Records from a collection of figures
•••••
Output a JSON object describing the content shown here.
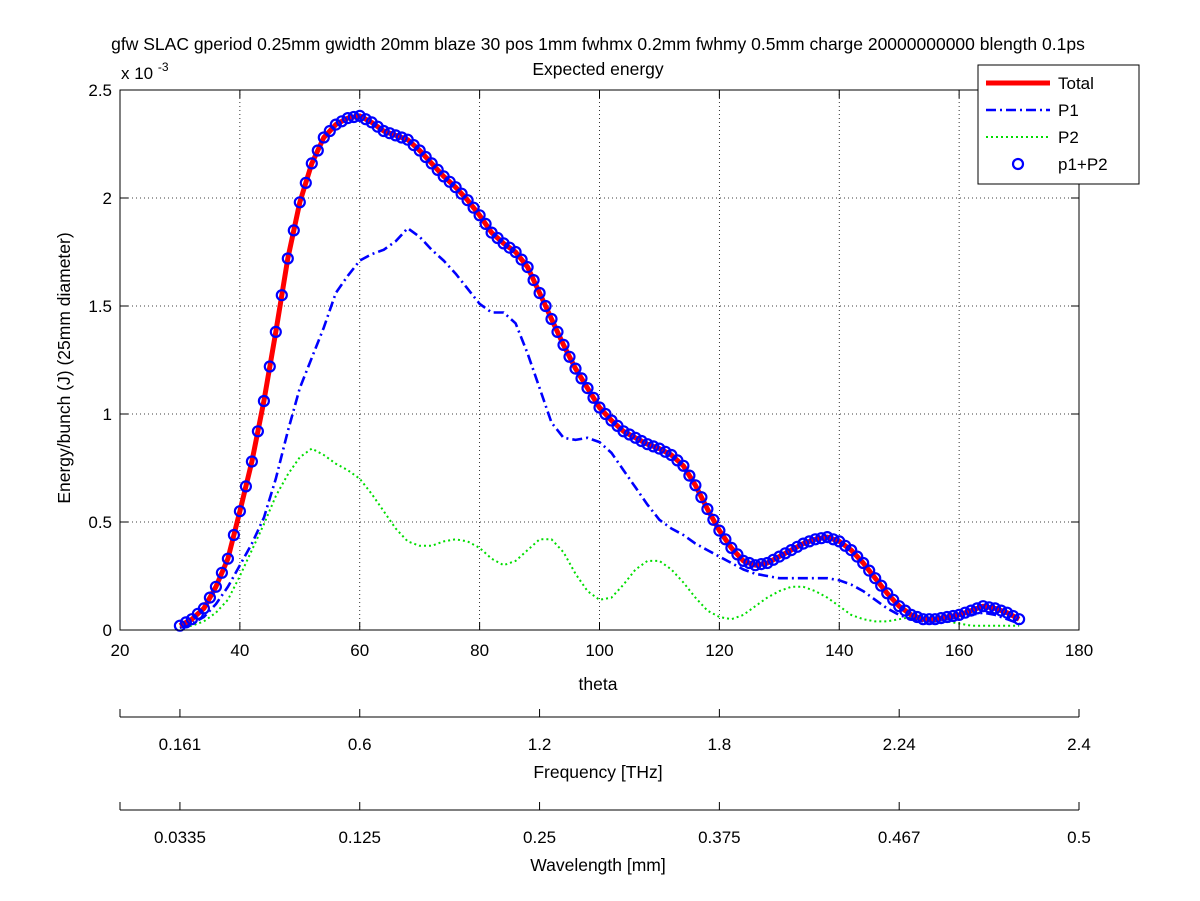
{
  "chart_data": {
    "type": "line",
    "title": "gfw SLAC gperiod 0.25mm gwidth 20mm blaze 30 pos 1mm fwhmx 0.2mm fwhmy 0.5mm charge 20000000000 blength 0.1ps",
    "subtitle": "Expected energy",
    "xlabel": "theta",
    "ylabel": "Energy/bunch (J) (25mm diameter)",
    "y_exponent_label": "x 10",
    "y_exponent_power": "-3",
    "xlim": [
      20,
      180
    ],
    "ylim": [
      0,
      2.5
    ],
    "x_ticks": [
      "20",
      "40",
      "60",
      "80",
      "100",
      "120",
      "140",
      "160",
      "180"
    ],
    "y_ticks": [
      "0",
      "0.5",
      "1",
      "1.5",
      "2",
      "2.5"
    ],
    "grid": true,
    "legend_position": "top-right",
    "legend": [
      "Total",
      "P1",
      "P2",
      "p1+P2"
    ],
    "secondary_axes": [
      {
        "label": "Frequency [THz]",
        "ticks": [
          {
            "theta": 30,
            "label": "0.161"
          },
          {
            "theta": 60,
            "label": "0.6"
          },
          {
            "theta": 90,
            "label": "1.2"
          },
          {
            "theta": 120,
            "label": "1.8"
          },
          {
            "theta": 150,
            "label": "2.24"
          },
          {
            "theta": 180,
            "label": "2.4"
          }
        ]
      },
      {
        "label": "Wavelength [mm]",
        "ticks": [
          {
            "theta": 30,
            "label": "0.0335"
          },
          {
            "theta": 60,
            "label": "0.125"
          },
          {
            "theta": 90,
            "label": "0.25"
          },
          {
            "theta": 120,
            "label": "0.375"
          },
          {
            "theta": 150,
            "label": "0.467"
          },
          {
            "theta": 180,
            "label": "0.5"
          }
        ]
      }
    ],
    "series": [
      {
        "name": "Total",
        "color": "#ff0000",
        "style": "solid",
        "x": [
          30,
          32,
          34,
          36,
          38,
          40,
          42,
          44,
          46,
          48,
          50,
          52,
          54,
          56,
          58,
          60,
          62,
          64,
          66,
          68,
          70,
          72,
          74,
          76,
          78,
          80,
          82,
          84,
          86,
          88,
          90,
          92,
          94,
          96,
          98,
          100,
          102,
          104,
          106,
          108,
          110,
          112,
          114,
          116,
          118,
          120,
          122,
          124,
          126,
          128,
          130,
          132,
          134,
          136,
          138,
          140,
          142,
          144,
          146,
          148,
          150,
          152,
          154,
          156,
          158,
          160,
          162,
          164,
          166,
          168,
          170
        ],
        "y": [
          0.02,
          0.05,
          0.1,
          0.2,
          0.33,
          0.55,
          0.78,
          1.06,
          1.38,
          1.72,
          1.98,
          2.16,
          2.28,
          2.34,
          2.37,
          2.38,
          2.35,
          2.31,
          2.29,
          2.27,
          2.22,
          2.16,
          2.1,
          2.05,
          1.99,
          1.92,
          1.84,
          1.79,
          1.75,
          1.68,
          1.56,
          1.44,
          1.32,
          1.21,
          1.12,
          1.03,
          0.97,
          0.92,
          0.89,
          0.86,
          0.84,
          0.81,
          0.76,
          0.67,
          0.56,
          0.46,
          0.38,
          0.32,
          0.3,
          0.31,
          0.34,
          0.37,
          0.4,
          0.42,
          0.43,
          0.41,
          0.37,
          0.31,
          0.24,
          0.17,
          0.11,
          0.07,
          0.05,
          0.05,
          0.06,
          0.07,
          0.09,
          0.11,
          0.1,
          0.08,
          0.05
        ]
      },
      {
        "name": "P1",
        "color": "#0000ff",
        "style": "dashdot",
        "x": [
          30,
          32,
          34,
          36,
          38,
          40,
          42,
          44,
          46,
          48,
          50,
          52,
          54,
          56,
          58,
          60,
          62,
          64,
          66,
          68,
          70,
          72,
          74,
          76,
          78,
          80,
          82,
          84,
          86,
          88,
          90,
          92,
          94,
          96,
          98,
          100,
          102,
          104,
          106,
          108,
          110,
          112,
          114,
          116,
          118,
          120,
          122,
          124,
          126,
          128,
          130,
          132,
          134,
          136,
          138,
          140,
          142,
          144,
          146,
          148,
          150,
          152,
          154,
          156,
          158,
          160,
          162,
          164,
          166,
          168,
          170
        ],
        "y": [
          0.01,
          0.03,
          0.06,
          0.12,
          0.2,
          0.3,
          0.4,
          0.52,
          0.7,
          0.92,
          1.12,
          1.26,
          1.4,
          1.56,
          1.64,
          1.71,
          1.74,
          1.76,
          1.8,
          1.86,
          1.82,
          1.76,
          1.71,
          1.65,
          1.58,
          1.51,
          1.47,
          1.47,
          1.42,
          1.28,
          1.12,
          0.96,
          0.89,
          0.88,
          0.89,
          0.87,
          0.82,
          0.74,
          0.66,
          0.58,
          0.51,
          0.47,
          0.44,
          0.4,
          0.37,
          0.34,
          0.31,
          0.28,
          0.26,
          0.25,
          0.24,
          0.24,
          0.24,
          0.24,
          0.24,
          0.23,
          0.21,
          0.18,
          0.14,
          0.1,
          0.07,
          0.05,
          0.04,
          0.04,
          0.05,
          0.06,
          0.07,
          0.08,
          0.07,
          0.05,
          0.03
        ]
      },
      {
        "name": "P2",
        "color": "#00dd00",
        "style": "dotted",
        "x": [
          30,
          32,
          34,
          36,
          38,
          40,
          42,
          44,
          46,
          48,
          50,
          52,
          54,
          56,
          58,
          60,
          62,
          64,
          66,
          68,
          70,
          72,
          74,
          76,
          78,
          80,
          82,
          84,
          86,
          88,
          90,
          92,
          94,
          96,
          98,
          100,
          102,
          104,
          106,
          108,
          110,
          112,
          114,
          116,
          118,
          120,
          122,
          124,
          126,
          128,
          130,
          132,
          134,
          136,
          138,
          140,
          142,
          144,
          146,
          148,
          150,
          152,
          154,
          156,
          158,
          160,
          162,
          164,
          166,
          168,
          170
        ],
        "y": [
          0.01,
          0.02,
          0.04,
          0.08,
          0.14,
          0.25,
          0.37,
          0.49,
          0.62,
          0.72,
          0.8,
          0.84,
          0.81,
          0.77,
          0.74,
          0.7,
          0.63,
          0.55,
          0.47,
          0.41,
          0.39,
          0.39,
          0.41,
          0.42,
          0.41,
          0.38,
          0.33,
          0.3,
          0.32,
          0.37,
          0.42,
          0.42,
          0.36,
          0.26,
          0.18,
          0.14,
          0.15,
          0.21,
          0.28,
          0.32,
          0.32,
          0.28,
          0.22,
          0.15,
          0.09,
          0.06,
          0.05,
          0.07,
          0.11,
          0.15,
          0.18,
          0.2,
          0.2,
          0.18,
          0.15,
          0.11,
          0.07,
          0.05,
          0.04,
          0.04,
          0.05,
          0.06,
          0.06,
          0.05,
          0.04,
          0.03,
          0.02,
          0.02,
          0.02,
          0.02,
          0.02
        ]
      },
      {
        "name": "p1+P2",
        "color": "#0000ff",
        "style": "circles",
        "x_from": 30,
        "x_to": 170,
        "x_step": 1,
        "y_from_series": "Total"
      }
    ]
  }
}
•••••
GIVEN REQUEST — Please write out all the data again word for word, but not the pictures.

RESPONSE —
Output a JSON object describing the content shown here.
{
  "chart_data": {
    "type": "line",
    "title": "gfw SLAC gperiod 0.25mm gwidth 20mm blaze 30 pos 1mm fwhmx 0.2mm fwhmy 0.5mm charge 20000000000 blength 0.1ps",
    "subtitle": "Expected energy",
    "xlabel": "theta",
    "ylabel": "Energy/bunch (J) (25mm diameter)",
    "y_exponent_label": "x 10",
    "y_exponent_power": "-3",
    "xlim": [
      20,
      180
    ],
    "ylim": [
      0,
      2.5
    ],
    "x_ticks": [
      "20",
      "40",
      "60",
      "80",
      "100",
      "120",
      "140",
      "160",
      "180"
    ],
    "y_ticks": [
      "0",
      "0.5",
      "1",
      "1.5",
      "2",
      "2.5"
    ],
    "grid": true,
    "legend_position": "top-right",
    "legend": [
      "Total",
      "P1",
      "P2",
      "p1+P2"
    ],
    "secondary_axes": [
      {
        "label": "Frequency [THz]",
        "ticks": [
          {
            "theta": 30,
            "label": "0.161"
          },
          {
            "theta": 60,
            "label": "0.6"
          },
          {
            "theta": 90,
            "label": "1.2"
          },
          {
            "theta": 120,
            "label": "1.8"
          },
          {
            "theta": 150,
            "label": "2.24"
          },
          {
            "theta": 180,
            "label": "2.4"
          }
        ]
      },
      {
        "label": "Wavelength [mm]",
        "ticks": [
          {
            "theta": 30,
            "label": "0.0335"
          },
          {
            "theta": 60,
            "label": "0.125"
          },
          {
            "theta": 90,
            "label": "0.25"
          },
          {
            "theta": 120,
            "label": "0.375"
          },
          {
            "theta": 150,
            "label": "0.467"
          },
          {
            "theta": 180,
            "label": "0.5"
          }
        ]
      }
    ],
    "series": [
      {
        "name": "Total",
        "color": "#ff0000",
        "style": "solid",
        "x": [
          30,
          32,
          34,
          36,
          38,
          40,
          42,
          44,
          46,
          48,
          50,
          52,
          54,
          56,
          58,
          60,
          62,
          64,
          66,
          68,
          70,
          72,
          74,
          76,
          78,
          80,
          82,
          84,
          86,
          88,
          90,
          92,
          94,
          96,
          98,
          100,
          102,
          104,
          106,
          108,
          110,
          112,
          114,
          116,
          118,
          120,
          122,
          124,
          126,
          128,
          130,
          132,
          134,
          136,
          138,
          140,
          142,
          144,
          146,
          148,
          150,
          152,
          154,
          156,
          158,
          160,
          162,
          164,
          166,
          168,
          170
        ],
        "y": [
          0.02,
          0.05,
          0.1,
          0.2,
          0.33,
          0.55,
          0.78,
          1.06,
          1.38,
          1.72,
          1.98,
          2.16,
          2.28,
          2.34,
          2.37,
          2.38,
          2.35,
          2.31,
          2.29,
          2.27,
          2.22,
          2.16,
          2.1,
          2.05,
          1.99,
          1.92,
          1.84,
          1.79,
          1.75,
          1.68,
          1.56,
          1.44,
          1.32,
          1.21,
          1.12,
          1.03,
          0.97,
          0.92,
          0.89,
          0.86,
          0.84,
          0.81,
          0.76,
          0.67,
          0.56,
          0.46,
          0.38,
          0.32,
          0.3,
          0.31,
          0.34,
          0.37,
          0.4,
          0.42,
          0.43,
          0.41,
          0.37,
          0.31,
          0.24,
          0.17,
          0.11,
          0.07,
          0.05,
          0.05,
          0.06,
          0.07,
          0.09,
          0.11,
          0.1,
          0.08,
          0.05
        ]
      },
      {
        "name": "P1",
        "color": "#0000ff",
        "style": "dashdot",
        "x": [
          30,
          32,
          34,
          36,
          38,
          40,
          42,
          44,
          46,
          48,
          50,
          52,
          54,
          56,
          58,
          60,
          62,
          64,
          66,
          68,
          70,
          72,
          74,
          76,
          78,
          80,
          82,
          84,
          86,
          88,
          90,
          92,
          94,
          96,
          98,
          100,
          102,
          104,
          106,
          108,
          110,
          112,
          114,
          116,
          118,
          120,
          122,
          124,
          126,
          128,
          130,
          132,
          134,
          136,
          138,
          140,
          142,
          144,
          146,
          148,
          150,
          152,
          154,
          156,
          158,
          160,
          162,
          164,
          166,
          168,
          170
        ],
        "y": [
          0.01,
          0.03,
          0.06,
          0.12,
          0.2,
          0.3,
          0.4,
          0.52,
          0.7,
          0.92,
          1.12,
          1.26,
          1.4,
          1.56,
          1.64,
          1.71,
          1.74,
          1.76,
          1.8,
          1.86,
          1.82,
          1.76,
          1.71,
          1.65,
          1.58,
          1.51,
          1.47,
          1.47,
          1.42,
          1.28,
          1.12,
          0.96,
          0.89,
          0.88,
          0.89,
          0.87,
          0.82,
          0.74,
          0.66,
          0.58,
          0.51,
          0.47,
          0.44,
          0.4,
          0.37,
          0.34,
          0.31,
          0.28,
          0.26,
          0.25,
          0.24,
          0.24,
          0.24,
          0.24,
          0.24,
          0.23,
          0.21,
          0.18,
          0.14,
          0.1,
          0.07,
          0.05,
          0.04,
          0.04,
          0.05,
          0.06,
          0.07,
          0.08,
          0.07,
          0.05,
          0.03
        ]
      },
      {
        "name": "P2",
        "color": "#00dd00",
        "style": "dotted",
        "x": [
          30,
          32,
          34,
          36,
          38,
          40,
          42,
          44,
          46,
          48,
          50,
          52,
          54,
          56,
          58,
          60,
          62,
          64,
          66,
          68,
          70,
          72,
          74,
          76,
          78,
          80,
          82,
          84,
          86,
          88,
          90,
          92,
          94,
          96,
          98,
          100,
          102,
          104,
          106,
          108,
          110,
          112,
          114,
          116,
          118,
          120,
          122,
          124,
          126,
          128,
          130,
          132,
          134,
          136,
          138,
          140,
          142,
          144,
          146,
          148,
          150,
          152,
          154,
          156,
          158,
          160,
          162,
          164,
          166,
          168,
          170
        ],
        "y": [
          0.01,
          0.02,
          0.04,
          0.08,
          0.14,
          0.25,
          0.37,
          0.49,
          0.62,
          0.72,
          0.8,
          0.84,
          0.81,
          0.77,
          0.74,
          0.7,
          0.63,
          0.55,
          0.47,
          0.41,
          0.39,
          0.39,
          0.41,
          0.42,
          0.41,
          0.38,
          0.33,
          0.3,
          0.32,
          0.37,
          0.42,
          0.42,
          0.36,
          0.26,
          0.18,
          0.14,
          0.15,
          0.21,
          0.28,
          0.32,
          0.32,
          0.28,
          0.22,
          0.15,
          0.09,
          0.06,
          0.05,
          0.07,
          0.11,
          0.15,
          0.18,
          0.2,
          0.2,
          0.18,
          0.15,
          0.11,
          0.07,
          0.05,
          0.04,
          0.04,
          0.05,
          0.06,
          0.06,
          0.05,
          0.04,
          0.03,
          0.02,
          0.02,
          0.02,
          0.02,
          0.02
        ]
      },
      {
        "name": "p1+P2",
        "color": "#0000ff",
        "style": "circles",
        "x_from": 30,
        "x_to": 170,
        "x_step": 1,
        "y_from_series": "Total"
      }
    ]
  }
}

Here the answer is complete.